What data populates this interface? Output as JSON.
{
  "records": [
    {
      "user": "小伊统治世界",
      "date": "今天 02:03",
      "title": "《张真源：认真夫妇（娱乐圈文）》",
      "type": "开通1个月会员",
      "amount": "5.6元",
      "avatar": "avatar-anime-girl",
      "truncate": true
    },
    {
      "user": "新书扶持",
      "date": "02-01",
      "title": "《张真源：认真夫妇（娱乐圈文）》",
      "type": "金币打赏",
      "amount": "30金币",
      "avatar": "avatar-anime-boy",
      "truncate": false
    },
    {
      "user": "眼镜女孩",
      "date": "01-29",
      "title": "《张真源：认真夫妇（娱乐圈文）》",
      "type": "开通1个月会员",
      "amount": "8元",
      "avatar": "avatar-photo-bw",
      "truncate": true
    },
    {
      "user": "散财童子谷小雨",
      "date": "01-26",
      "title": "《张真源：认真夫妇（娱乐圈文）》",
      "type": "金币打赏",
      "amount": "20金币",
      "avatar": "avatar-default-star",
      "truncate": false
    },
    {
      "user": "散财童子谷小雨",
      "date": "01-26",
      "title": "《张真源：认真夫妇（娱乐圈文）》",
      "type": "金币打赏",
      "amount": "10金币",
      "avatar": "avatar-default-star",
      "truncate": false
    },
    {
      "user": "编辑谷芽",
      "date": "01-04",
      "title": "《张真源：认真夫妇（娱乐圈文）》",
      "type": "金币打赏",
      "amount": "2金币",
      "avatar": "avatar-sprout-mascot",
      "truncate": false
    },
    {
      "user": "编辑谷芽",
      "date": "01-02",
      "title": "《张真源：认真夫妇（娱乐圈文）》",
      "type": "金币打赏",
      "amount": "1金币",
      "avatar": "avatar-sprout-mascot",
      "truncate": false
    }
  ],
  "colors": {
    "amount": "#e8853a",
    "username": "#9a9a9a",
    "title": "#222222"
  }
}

§ **WORK TO DO**: Your task is to print all of the records exactly.

§ **ANSWER IN FULL**:
What data populates this interface? Output as JSON.
{
  "records": [
    {
      "user": "小伊统治世界",
      "date": "今天 02:03",
      "title": "《张真源：认真夫妇（娱乐圈文）》",
      "type": "开通1个月会员",
      "amount": "5.6元",
      "avatar": "avatar-anime-girl",
      "truncate": true
    },
    {
      "user": "新书扶持",
      "date": "02-01",
      "title": "《张真源：认真夫妇（娱乐圈文）》",
      "type": "金币打赏",
      "amount": "30金币",
      "avatar": "avatar-anime-boy",
      "truncate": false
    },
    {
      "user": "眼镜女孩",
      "date": "01-29",
      "title": "《张真源：认真夫妇（娱乐圈文）》",
      "type": "开通1个月会员",
      "amount": "8元",
      "avatar": "avatar-photo-bw",
      "truncate": true
    },
    {
      "user": "散财童子谷小雨",
      "date": "01-26",
      "title": "《张真源：认真夫妇（娱乐圈文）》",
      "type": "金币打赏",
      "amount": "20金币",
      "avatar": "avatar-default-star",
      "truncate": false
    },
    {
      "user": "散财童子谷小雨",
      "date": "01-26",
      "title": "《张真源：认真夫妇（娱乐圈文）》",
      "type": "金币打赏",
      "amount": "10金币",
      "avatar": "avatar-default-star",
      "truncate": false
    },
    {
      "user": "编辑谷芽",
      "date": "01-04",
      "title": "《张真源：认真夫妇（娱乐圈文）》",
      "type": "金币打赏",
      "amount": "2金币",
      "avatar": "avatar-sprout-mascot",
      "truncate": false
    },
    {
      "user": "编辑谷芽",
      "date": "01-02",
      "title": "《张真源：认真夫妇（娱乐圈文）》",
      "type": "金币打赏",
      "amount": "1金币",
      "avatar": "avatar-sprout-mascot",
      "truncate": false
    }
  ],
  "colors": {
    "amount": "#e8853a",
    "username": "#9a9a9a",
    "title": "#222222"
  }
}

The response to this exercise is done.